### Problem description
Collect all lines from the listing that include the string "this".

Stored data
- - - - - - -

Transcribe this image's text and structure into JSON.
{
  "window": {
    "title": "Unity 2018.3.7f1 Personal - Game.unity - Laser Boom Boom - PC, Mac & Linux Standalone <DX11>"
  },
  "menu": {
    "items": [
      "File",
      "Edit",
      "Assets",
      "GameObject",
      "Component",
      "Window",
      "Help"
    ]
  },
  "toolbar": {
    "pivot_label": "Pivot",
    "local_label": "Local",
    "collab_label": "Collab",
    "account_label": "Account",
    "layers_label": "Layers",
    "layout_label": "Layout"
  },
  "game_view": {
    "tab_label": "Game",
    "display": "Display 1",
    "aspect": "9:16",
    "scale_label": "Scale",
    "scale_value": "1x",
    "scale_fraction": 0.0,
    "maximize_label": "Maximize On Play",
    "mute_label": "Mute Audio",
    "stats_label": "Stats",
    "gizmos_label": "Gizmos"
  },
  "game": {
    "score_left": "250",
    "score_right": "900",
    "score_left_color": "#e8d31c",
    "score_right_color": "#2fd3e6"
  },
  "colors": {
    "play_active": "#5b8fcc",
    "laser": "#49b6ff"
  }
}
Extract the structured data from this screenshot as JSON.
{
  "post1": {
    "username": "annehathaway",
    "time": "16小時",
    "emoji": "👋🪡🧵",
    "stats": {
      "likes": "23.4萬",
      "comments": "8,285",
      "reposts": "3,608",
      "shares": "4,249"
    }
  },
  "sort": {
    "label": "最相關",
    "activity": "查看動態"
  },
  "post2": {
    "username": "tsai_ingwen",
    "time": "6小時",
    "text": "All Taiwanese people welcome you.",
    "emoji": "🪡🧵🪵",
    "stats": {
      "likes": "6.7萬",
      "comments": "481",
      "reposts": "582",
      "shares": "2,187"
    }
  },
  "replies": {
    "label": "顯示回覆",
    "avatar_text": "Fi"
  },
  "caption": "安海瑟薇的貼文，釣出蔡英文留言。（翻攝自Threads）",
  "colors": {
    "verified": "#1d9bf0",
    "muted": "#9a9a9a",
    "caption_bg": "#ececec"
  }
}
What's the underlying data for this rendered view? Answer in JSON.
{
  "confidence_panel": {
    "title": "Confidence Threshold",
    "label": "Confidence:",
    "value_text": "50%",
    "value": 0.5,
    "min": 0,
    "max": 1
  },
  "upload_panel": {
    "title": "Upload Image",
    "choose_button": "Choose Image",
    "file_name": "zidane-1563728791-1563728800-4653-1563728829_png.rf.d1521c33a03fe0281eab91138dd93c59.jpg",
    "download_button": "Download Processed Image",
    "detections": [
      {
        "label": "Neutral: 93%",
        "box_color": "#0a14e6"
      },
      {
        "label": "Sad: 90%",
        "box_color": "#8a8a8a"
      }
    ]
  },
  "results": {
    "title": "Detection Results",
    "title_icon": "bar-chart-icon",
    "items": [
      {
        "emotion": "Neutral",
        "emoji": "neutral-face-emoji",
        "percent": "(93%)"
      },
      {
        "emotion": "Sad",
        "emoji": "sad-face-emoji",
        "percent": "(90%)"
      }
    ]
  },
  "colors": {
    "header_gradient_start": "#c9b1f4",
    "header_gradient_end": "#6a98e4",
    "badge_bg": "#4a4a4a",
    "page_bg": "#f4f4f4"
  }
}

- - - - - - -

### Solved problem
Transcribe this image's text and structure into JSON.
Extract the structured data from this screenshot as JSON.
What's the underlying data for this rendered view? Answer in JSON.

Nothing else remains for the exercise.